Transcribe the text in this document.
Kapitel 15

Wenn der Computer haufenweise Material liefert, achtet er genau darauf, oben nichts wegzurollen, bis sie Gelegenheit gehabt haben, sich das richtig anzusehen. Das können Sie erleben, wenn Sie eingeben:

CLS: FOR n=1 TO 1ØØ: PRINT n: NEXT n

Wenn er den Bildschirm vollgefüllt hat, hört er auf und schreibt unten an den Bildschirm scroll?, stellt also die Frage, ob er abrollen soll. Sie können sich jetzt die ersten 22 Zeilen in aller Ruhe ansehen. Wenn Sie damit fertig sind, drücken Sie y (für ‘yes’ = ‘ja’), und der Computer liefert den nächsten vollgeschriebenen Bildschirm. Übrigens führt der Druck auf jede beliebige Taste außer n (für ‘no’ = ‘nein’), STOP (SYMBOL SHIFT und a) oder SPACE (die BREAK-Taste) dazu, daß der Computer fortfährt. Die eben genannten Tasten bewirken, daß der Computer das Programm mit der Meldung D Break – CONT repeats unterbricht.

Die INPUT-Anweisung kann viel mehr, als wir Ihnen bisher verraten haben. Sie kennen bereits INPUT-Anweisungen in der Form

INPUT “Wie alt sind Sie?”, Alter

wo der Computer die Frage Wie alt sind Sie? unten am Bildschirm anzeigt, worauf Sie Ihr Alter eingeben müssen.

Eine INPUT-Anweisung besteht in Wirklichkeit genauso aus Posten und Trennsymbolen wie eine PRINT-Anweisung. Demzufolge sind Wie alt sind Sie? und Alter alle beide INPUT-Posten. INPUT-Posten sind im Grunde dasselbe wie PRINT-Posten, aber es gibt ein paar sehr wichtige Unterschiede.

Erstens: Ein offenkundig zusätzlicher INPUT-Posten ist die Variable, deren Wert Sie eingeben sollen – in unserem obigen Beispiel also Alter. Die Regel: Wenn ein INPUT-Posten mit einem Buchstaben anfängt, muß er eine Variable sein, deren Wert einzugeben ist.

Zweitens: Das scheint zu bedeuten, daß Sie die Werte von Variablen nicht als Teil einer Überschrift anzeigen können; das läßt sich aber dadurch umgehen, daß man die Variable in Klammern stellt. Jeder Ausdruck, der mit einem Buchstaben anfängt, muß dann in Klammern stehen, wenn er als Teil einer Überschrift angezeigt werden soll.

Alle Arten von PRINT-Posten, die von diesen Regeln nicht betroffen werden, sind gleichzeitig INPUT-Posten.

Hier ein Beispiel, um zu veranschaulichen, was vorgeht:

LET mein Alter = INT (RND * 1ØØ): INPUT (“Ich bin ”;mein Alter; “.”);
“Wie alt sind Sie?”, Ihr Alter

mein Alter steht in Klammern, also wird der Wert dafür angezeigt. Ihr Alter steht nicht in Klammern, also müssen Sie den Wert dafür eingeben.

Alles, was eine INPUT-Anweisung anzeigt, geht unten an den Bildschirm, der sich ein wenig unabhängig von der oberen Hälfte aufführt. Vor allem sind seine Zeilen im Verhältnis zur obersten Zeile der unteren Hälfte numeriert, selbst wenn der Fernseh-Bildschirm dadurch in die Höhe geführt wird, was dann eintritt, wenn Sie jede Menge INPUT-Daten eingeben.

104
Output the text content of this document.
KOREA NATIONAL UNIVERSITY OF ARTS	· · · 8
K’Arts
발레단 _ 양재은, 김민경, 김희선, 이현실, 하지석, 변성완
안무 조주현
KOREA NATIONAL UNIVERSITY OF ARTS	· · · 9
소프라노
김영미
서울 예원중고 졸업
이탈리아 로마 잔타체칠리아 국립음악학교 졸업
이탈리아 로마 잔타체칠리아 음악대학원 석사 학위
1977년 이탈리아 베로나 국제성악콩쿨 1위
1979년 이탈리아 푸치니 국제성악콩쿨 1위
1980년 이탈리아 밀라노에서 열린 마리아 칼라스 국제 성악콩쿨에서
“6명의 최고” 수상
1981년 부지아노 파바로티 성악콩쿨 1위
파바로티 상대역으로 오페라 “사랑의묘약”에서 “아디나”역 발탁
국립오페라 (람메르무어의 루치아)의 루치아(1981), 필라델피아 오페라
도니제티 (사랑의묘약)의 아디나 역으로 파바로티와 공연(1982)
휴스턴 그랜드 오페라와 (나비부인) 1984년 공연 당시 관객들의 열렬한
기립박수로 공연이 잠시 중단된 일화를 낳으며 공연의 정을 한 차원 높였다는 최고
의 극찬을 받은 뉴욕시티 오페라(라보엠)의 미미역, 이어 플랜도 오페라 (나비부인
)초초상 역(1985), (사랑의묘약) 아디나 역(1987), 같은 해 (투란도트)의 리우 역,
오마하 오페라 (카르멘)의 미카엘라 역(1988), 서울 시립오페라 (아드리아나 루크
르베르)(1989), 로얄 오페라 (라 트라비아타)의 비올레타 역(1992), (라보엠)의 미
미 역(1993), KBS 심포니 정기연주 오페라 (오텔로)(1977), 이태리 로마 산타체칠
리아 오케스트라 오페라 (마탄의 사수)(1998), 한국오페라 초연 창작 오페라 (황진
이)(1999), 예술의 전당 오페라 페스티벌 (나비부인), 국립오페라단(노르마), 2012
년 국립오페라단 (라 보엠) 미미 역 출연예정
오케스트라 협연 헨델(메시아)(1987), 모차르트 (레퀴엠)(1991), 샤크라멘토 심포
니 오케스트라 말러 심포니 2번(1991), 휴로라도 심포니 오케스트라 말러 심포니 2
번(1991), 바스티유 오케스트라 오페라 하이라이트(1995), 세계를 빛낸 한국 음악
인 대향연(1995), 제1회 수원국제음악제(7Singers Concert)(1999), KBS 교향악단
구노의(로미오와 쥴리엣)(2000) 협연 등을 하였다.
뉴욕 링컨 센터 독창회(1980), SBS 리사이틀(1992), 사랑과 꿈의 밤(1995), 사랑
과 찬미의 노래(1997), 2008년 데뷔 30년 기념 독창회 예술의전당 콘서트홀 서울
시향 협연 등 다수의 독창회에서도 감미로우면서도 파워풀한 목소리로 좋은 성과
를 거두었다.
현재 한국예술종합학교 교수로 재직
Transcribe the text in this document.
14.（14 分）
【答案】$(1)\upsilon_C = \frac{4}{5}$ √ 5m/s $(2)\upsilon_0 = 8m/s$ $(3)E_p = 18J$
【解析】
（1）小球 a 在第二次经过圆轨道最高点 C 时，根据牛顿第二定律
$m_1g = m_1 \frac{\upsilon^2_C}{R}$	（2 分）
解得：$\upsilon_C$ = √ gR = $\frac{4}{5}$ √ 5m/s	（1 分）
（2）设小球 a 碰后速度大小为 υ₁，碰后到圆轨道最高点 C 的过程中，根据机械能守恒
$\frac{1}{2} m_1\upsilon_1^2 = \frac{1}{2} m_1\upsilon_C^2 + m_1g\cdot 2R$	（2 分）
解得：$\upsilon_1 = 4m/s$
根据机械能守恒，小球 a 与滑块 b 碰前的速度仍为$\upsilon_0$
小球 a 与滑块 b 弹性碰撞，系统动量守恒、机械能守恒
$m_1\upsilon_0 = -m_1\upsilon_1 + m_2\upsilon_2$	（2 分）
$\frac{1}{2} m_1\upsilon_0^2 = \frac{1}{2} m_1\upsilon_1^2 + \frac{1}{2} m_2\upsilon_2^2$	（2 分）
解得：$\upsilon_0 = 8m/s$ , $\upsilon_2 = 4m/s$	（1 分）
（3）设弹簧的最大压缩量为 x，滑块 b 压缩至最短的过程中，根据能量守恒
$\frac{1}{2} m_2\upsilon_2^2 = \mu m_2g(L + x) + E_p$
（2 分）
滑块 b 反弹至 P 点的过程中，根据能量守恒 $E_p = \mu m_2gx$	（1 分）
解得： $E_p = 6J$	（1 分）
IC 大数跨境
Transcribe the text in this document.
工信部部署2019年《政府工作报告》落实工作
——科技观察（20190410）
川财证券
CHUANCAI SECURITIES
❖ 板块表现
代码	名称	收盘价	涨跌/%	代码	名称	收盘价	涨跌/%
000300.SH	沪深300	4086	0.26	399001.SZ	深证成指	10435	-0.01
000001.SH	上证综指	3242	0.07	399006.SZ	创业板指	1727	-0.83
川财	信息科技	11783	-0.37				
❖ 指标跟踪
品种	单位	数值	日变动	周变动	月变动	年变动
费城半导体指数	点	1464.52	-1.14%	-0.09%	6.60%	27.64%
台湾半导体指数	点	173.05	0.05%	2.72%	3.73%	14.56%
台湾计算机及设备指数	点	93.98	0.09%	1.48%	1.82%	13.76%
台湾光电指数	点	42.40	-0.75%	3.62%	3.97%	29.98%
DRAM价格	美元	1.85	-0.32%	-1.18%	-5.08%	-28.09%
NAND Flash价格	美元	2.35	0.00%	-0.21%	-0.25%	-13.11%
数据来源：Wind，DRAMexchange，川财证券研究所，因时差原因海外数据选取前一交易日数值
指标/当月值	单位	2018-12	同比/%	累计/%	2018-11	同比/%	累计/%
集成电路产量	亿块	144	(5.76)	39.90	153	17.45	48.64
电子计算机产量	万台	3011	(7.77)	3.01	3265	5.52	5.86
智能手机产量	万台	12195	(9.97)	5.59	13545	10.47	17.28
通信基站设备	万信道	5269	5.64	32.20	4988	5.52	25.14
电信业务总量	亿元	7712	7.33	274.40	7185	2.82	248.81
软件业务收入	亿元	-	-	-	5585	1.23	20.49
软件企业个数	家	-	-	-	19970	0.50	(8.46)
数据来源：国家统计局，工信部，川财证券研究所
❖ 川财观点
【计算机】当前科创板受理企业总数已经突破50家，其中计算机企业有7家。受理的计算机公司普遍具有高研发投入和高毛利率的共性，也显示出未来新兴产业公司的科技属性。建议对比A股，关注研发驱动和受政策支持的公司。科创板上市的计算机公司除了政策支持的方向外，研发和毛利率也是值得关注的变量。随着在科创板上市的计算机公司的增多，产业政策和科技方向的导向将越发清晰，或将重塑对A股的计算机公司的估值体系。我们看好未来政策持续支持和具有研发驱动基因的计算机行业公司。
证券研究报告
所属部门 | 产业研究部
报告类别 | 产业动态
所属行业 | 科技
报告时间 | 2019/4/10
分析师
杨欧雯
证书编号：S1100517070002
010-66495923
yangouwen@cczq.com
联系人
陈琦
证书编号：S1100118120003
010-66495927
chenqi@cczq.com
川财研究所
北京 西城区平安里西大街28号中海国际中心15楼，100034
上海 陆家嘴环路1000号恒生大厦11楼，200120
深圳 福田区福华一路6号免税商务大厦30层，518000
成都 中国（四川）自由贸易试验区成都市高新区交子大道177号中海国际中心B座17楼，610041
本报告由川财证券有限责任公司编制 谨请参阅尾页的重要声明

○ ○ ○ ○ ○

*Written problem*: Report how many lines above hold the string "잔타체칠리아", giving nothing but the number.

*Finished exercise*: 2